Saved entries
***

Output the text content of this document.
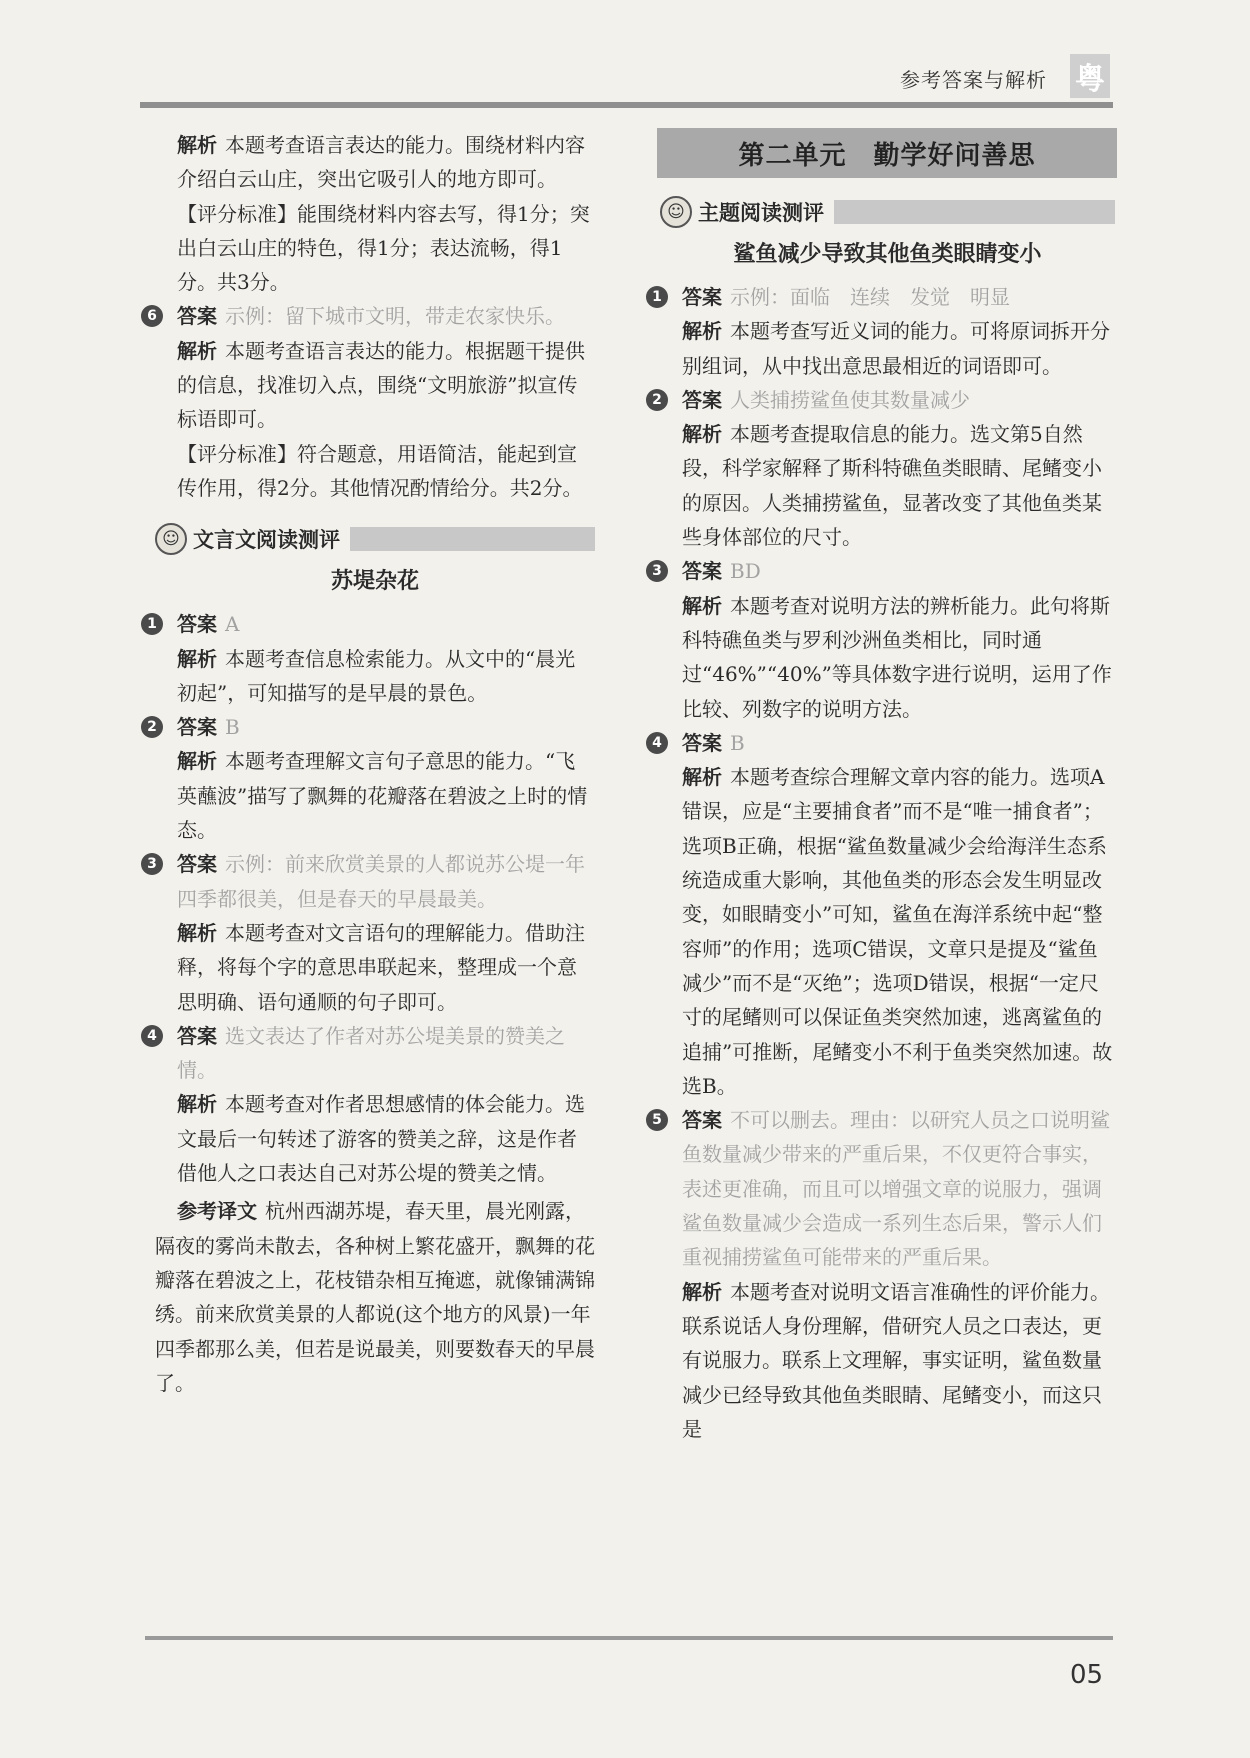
参考答案与解析 粤

解析 本题考查语言表达的能力。围绕材料内容介绍白云山庄，突出它吸引人的地方即可。

【评分标准】能围绕材料内容去写，得1分；突出白云山庄的特色，得1分；表达流畅，得1分。共3分。

6	答案 示例：留下城市文明，带走农家快乐。

解析 本题考查语言表达的能力。根据题干提供的信息，找准切入点，围绕“文明旅游”拟宣传标语即可。

【评分标准】符合题意，用语简洁，能起到宣传作用，得2分。其他情况酌情给分。共2分。

☺ 文言文阅读测评
苏堤杂花
1	答案 A

解析 本题考查信息检索能力。从文中的“晨光初起”，可知描写的是早晨的景色。

2	答案 B

解析 本题考查理解文言句子意思的能力。“飞英蘸波”描写了飘舞的花瓣落在碧波之上时的情态。

3	答案 示例：前来欣赏美景的人都说苏公堤一年四季都很美，但是春天的早晨最美。

解析 本题考查对文言语句的理解能力。借助注释，将每个字的意思串联起来，整理成一个意思明确、语句通顺的句子即可。

4	答案 选文表达了作者对苏公堤美景的赞美之情。

解析 本题考查对作者思想感情的体会能力。选文最后一句转述了游客的赞美之辞，这是作者借他人之口表达自己对苏公堤的赞美之情。

参考译文 杭州西湖苏堤，春天里，晨光刚露，隔夜的雾尚未散去，各种树上繁花盛开，飘舞的花瓣落在碧波之上，花枝错杂相互掩遮，就像铺满锦绣。前来欣赏美景的人都说(这个地方的风景)一年四季都那么美，但若是说最美，则要数春天的早晨了。

第二单元　勤学好问善思
☺ 主题阅读测评
鲨鱼减少导致其他鱼类眼睛变小
1	答案 示例：面临　连续　发觉　明显

解析 本题考查写近义词的能力。可将原词拆开分别组词，从中找出意思最相近的词语即可。

2	答案 人类捕捞鲨鱼使其数量减少

解析 本题考查提取信息的能力。选文第5自然段，科学家解释了斯科特礁鱼类眼睛、尾鳍变小的原因。人类捕捞鲨鱼，显著改变了其他鱼类某些身体部位的尺寸。

3	答案 BD

解析 本题考查对说明方法的辨析能力。此句将斯科特礁鱼类与罗利沙洲鱼类相比，同时通过“46%”“40%”等具体数字进行说明，运用了作比较、列数字的说明方法。

4	答案 B

解析 本题考查综合理解文章内容的能力。选项A错误，应是“主要捕食者”而不是“唯一捕食者”；选项B正确，根据“鲨鱼数量减少会给海洋生态系统造成重大影响，其他鱼类的形态会发生明显改变，如眼睛变小”可知，鲨鱼在海洋系统中起“整容师”的作用；选项C错误，文章只是提及“鲨鱼减少”而不是“灭绝”；选项D错误，根据“一定尺寸的尾鳍则可以保证鱼类突然加速，逃离鲨鱼的追捕”可推断，尾鳍变小不利于鱼类突然加速。故选B。

5	答案 不可以删去。理由：以研究人员之口说明鲨鱼数量减少带来的严重后果，不仅更符合事实，表述更准确，而且可以增强文章的说服力，强调鲨鱼数量减少会造成一系列生态后果，警示人们重视捕捞鲨鱼可能带来的严重后果。

解析 本题考查对说明文语言准确性的评价能力。联系说话人身份理解，借研究人员之口表达，更有说服力。联系上文理解，事实证明，鲨鱼数量减少已经导致其他鱼类眼睛、尾鳍变小，而这只是

05
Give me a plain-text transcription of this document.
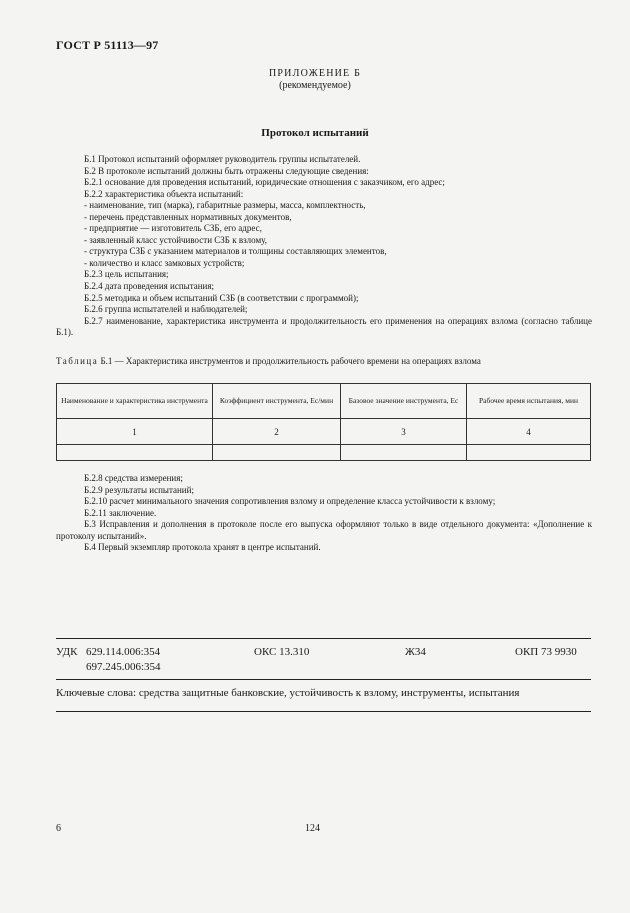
ГОСТ Р 51113—97
ПРИЛОЖЕНИЕ Б
(рекомендуемое)
Протокол испытаний

Б.1 Протокол испытаний оформляет руководитель группы испытателей.

Б.2 В протоколе испытаний должны быть отражены следующие сведения:

Б.2.1 основание для проведения испытаний, юридические отношения с заказчиком, его адрес;

Б.2.2 характеристика объекта испытаний:

- наименование, тип (марка), габаритные размеры, масса, комплектность,

- перечень представленных нормативных документов,

- предприятие — изготовитель СЗБ, его адрес,

- заявленный класс устойчивости СЗБ к взлому,

- структура СЗБ с указанием материалов и толщины составляющих элементов,

- количество и класс замковых устройств;

Б.2.3 цель испытания;

Б.2.4 дата проведения испытания;

Б.2.5 методика и объем испытаний СЗБ (в соответствии с программой);

Б.2.6 группа испытателей и наблюдателей;

Б.2.7 наименование, характеристика инструмента и продолжительность его применения на операциях взлома (согласно таблице Б.1).

Таблица Б.1 — Характеристика инструментов и продолжительность рабочего времени на операциях взлома
Наименование и характеристика инструмента	Коэффициент инструмента, Eс/мин	Базовое значение инструмента, Eс	Рабочее время испытания, мин
1	2	3	4

Б.2.8 средства измерения;

Б.2.9 результаты испытаний;

Б.2.10 расчет минимального значения сопротивления взлому и определение класса устойчивости к взлому;

Б.2.11 заключение.

Б.3 Исправления и дополнения в протоколе после его выпуска оформляют только в виде отдельного документа: «Дополнение к протоколу испытаний».

Б.4 Первый экземпляр протокола хранят в центре испытаний.

УДК 629.114.006:354
697.245.006:354
ОКС 13.310	Ж34	ОКП 73 9930
Ключевые слова: средства защитные банковские, устойчивость к взлому, инструменты, испытания
6	124
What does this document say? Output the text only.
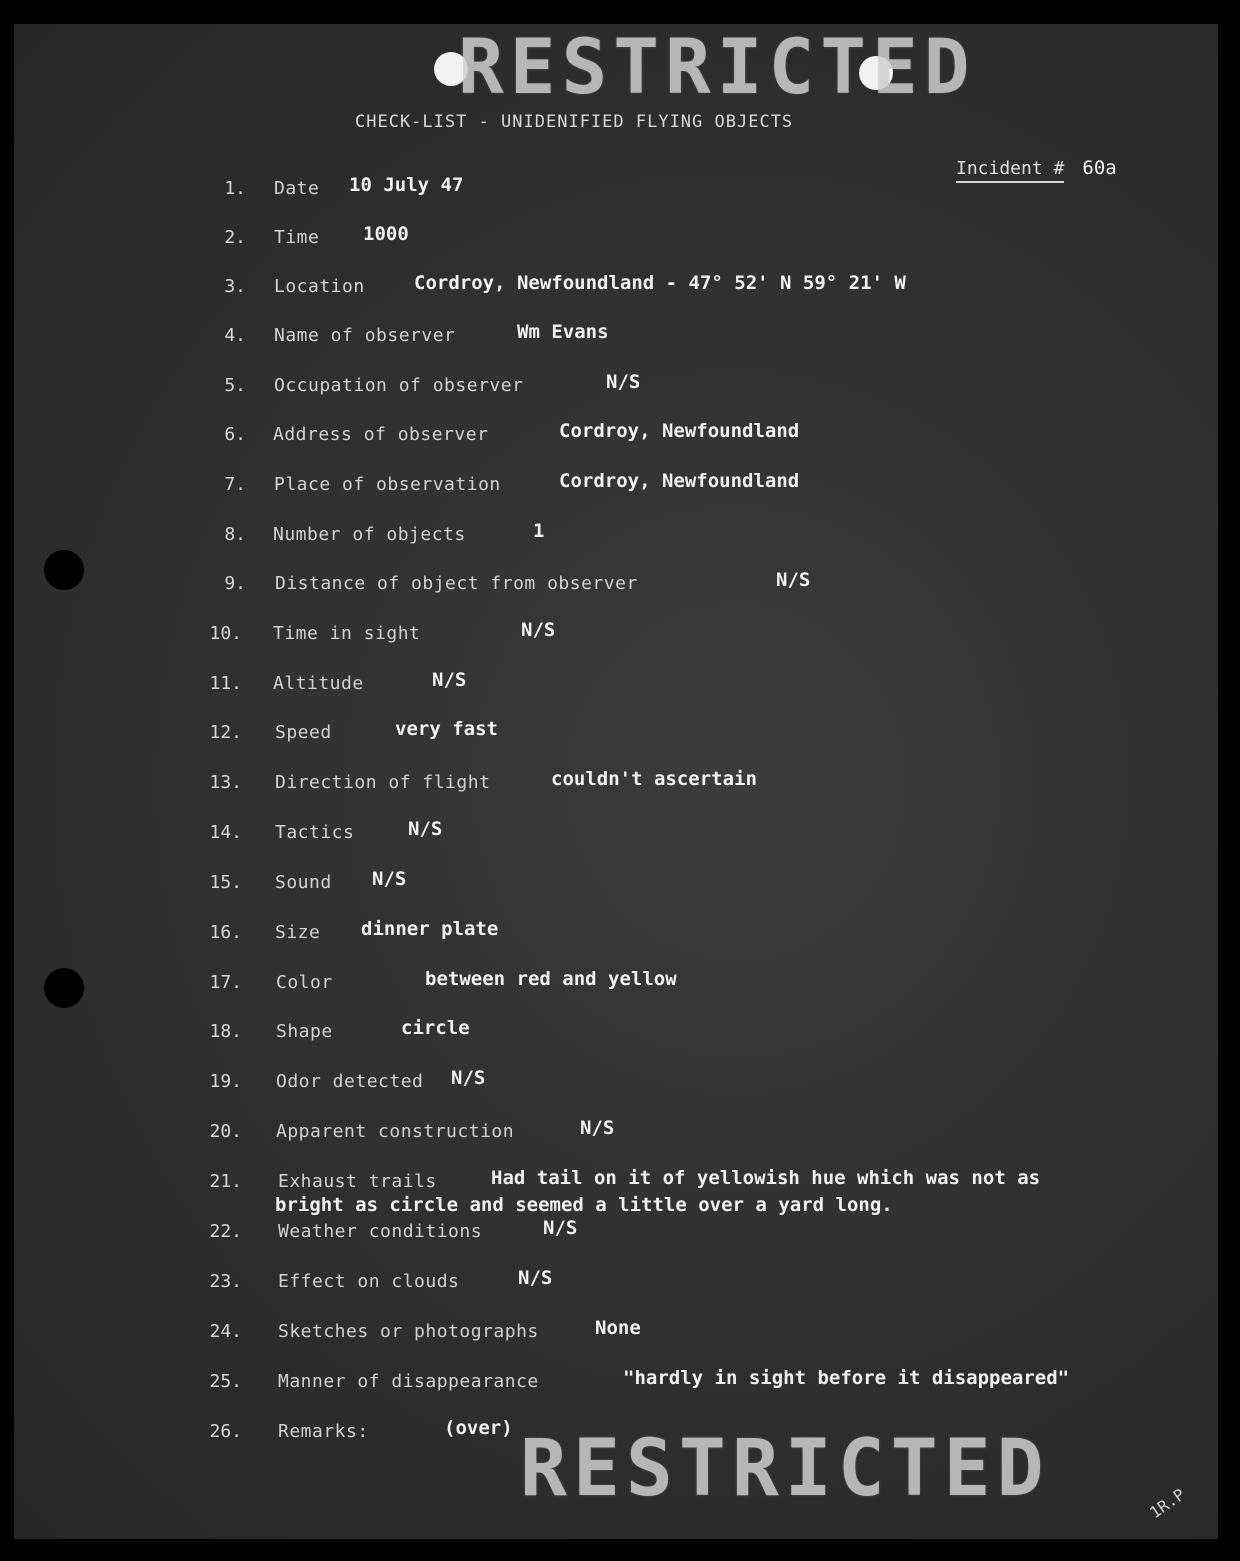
RESTRICTED
CHECK-LIST - UNIDENIFIED FLYING OBJECTS
Incident # 60a
1. Date 10 July 47
2. Time 1000
3. Location	Cordroy, Newfoundland - 47° 52' N 59° 21' W
4. Name of observer	Wm Evans
5. Occupation of observer	N/S
6. Address of observer	Cordroy, Newfoundland
7. Place of observation	Cordroy, Newfoundland
8. Number of objects	1
9. Distance of object from observer	N/S
10. Time in sight	N/S
11. Altitude	N/S
12. Speed	very fast
13. Direction of flight	couldn't ascertain
14. Tactics	N/S
15. Sound N/S
16. Size dinner plate
17. Color	between red and yellow
18. Shape	circle
19. Odor detected N/S
20. Apparent construction	N/S
21. Exhaust trails	Had tail on it of yellowish hue which was not as
bright as circle and seemed a little over a yard long.
22. Weather conditions	N/S
23. Effect on clouds	N/S
24. Sketches or photographs	None
25. Manner of disappearance	"hardly in sight before it disappeared"
26. Remarks:	(over) RESTRICTED	1R.P
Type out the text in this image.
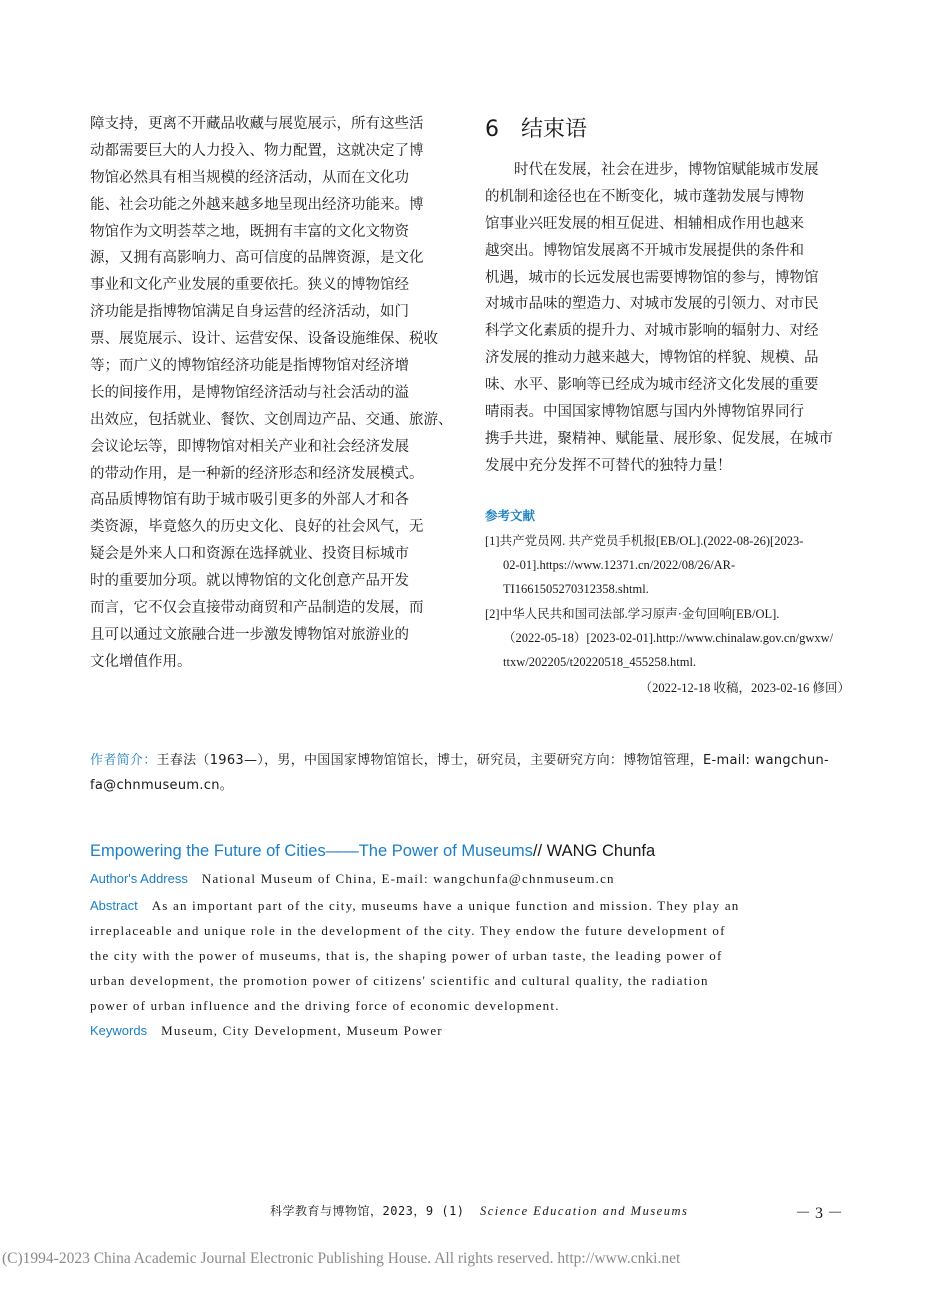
障支持，更离不开藏品收藏与展览展示，所有这些活
动都需要巨大的人力投入、物力配置，这就决定了博
物馆必然具有相当规模的经济活动，从而在文化功
能、社会功能之外越来越多地呈现出经济功能来。博
物馆作为文明荟萃之地，既拥有丰富的文化文物资
源，又拥有高影响力、高可信度的品牌资源，是文化
事业和文化产业发展的重要依托。狭义的博物馆经
济功能是指博物馆满足自身运营的经济活动，如门
票、展览展示、设计、运营安保、设备设施维保、税收
等；而广义的博物馆经济功能是指博物馆对经济增
长的间接作用，是博物馆经济活动与社会活动的溢
出效应，包括就业、餐饮、文创周边产品、交通、旅游、
会议论坛等，即博物馆对相关产业和社会经济发展
的带动作用，是一种新的经济形态和经济发展模式。
高品质博物馆有助于城市吸引更多的外部人才和各
类资源，毕竟悠久的历史文化、良好的社会风气，无
疑会是外来人口和资源在选择就业、投资目标城市
时的重要加分项。就以博物馆的文化创意产品开发
而言，它不仅会直接带动商贸和产品制造的发展，而
且可以通过文旅融合进一步激发博物馆对旅游业的
文化增值作用。
6　结束语
　　时代在发展，社会在进步，博物馆赋能城市发展
的机制和途径也在不断变化，城市蓬勃发展与博物
馆事业兴旺发展的相互促进、相辅相成作用也越来
越突出。博物馆发展离不开城市发展提供的条件和
机遇，城市的长远发展也需要博物馆的参与，博物馆
对城市品味的塑造力、对城市发展的引领力、对市民
科学文化素质的提升力、对城市影响的辐射力、对经
济发展的推动力越来越大，博物馆的样貌、规模、品
味、水平、影响等已经成为城市经济文化发展的重要
晴雨表。中国国家博物馆愿与国内外博物馆界同行
携手共进，聚精神、赋能量、展形象、促发展，在城市
发展中充分发挥不可替代的独特力量！
参考文献
[1]共产党员网. 共产党员手机报[EB/OL].(2022-08-26)[2023-
02-01].https://www.12371.cn/2022/08/26/AR-
TI1661505270312358.shtml.
[2]中华人民共和国司法部.学习原声·金句回响[EB/OL].
（2022-05-18）[2023-02-01].http://www.chinalaw.gov.cn/gwxw/
ttxw/202205/t20220518_455258.html.
（2022-12-18 收稿，2023-02-16 修回）
作者简介：王春法（1963—），男，中国国家博物馆馆长，博士，研究员，主要研究方向：博物馆管理，E-mail: wangchun-
fa@chnmuseum.cn。
Empowering the Future of Cities——The Power of Museums// WANG Chunfa
Author's Address National Museum of China, E-mail: wangchunfa@chnmuseum.cn
Abstract As an important part of the city, museums have a unique function and mission. They play an
irreplaceable and unique role in the development of the city. They endow the future development of
the city with the power of museums, that is, the shaping power of urban taste, the leading power of
urban development, the promotion power of citizens' scientific and cultural quality, the radiation
power of urban influence and the driving force of economic development.
Keywords Museum, City Development, Museum Power
科学教育与博物馆，2023，9 (1) Science Education and Museums	－ 3 －
(C)1994-2023 China Academic Journal Electronic Publishing House. All rights reserved. http://www.cnki.net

***

▶ STATED GOAL:
Pick each line holding the word "observer" out of the data and copy it.

▶ TASK ANSWER:
4. Name of observer	Wm Evans
5. Occupation of observer	N/S
6. Address of observer	Cordroy, Newfoundland
9. Distance of object from observer	N/S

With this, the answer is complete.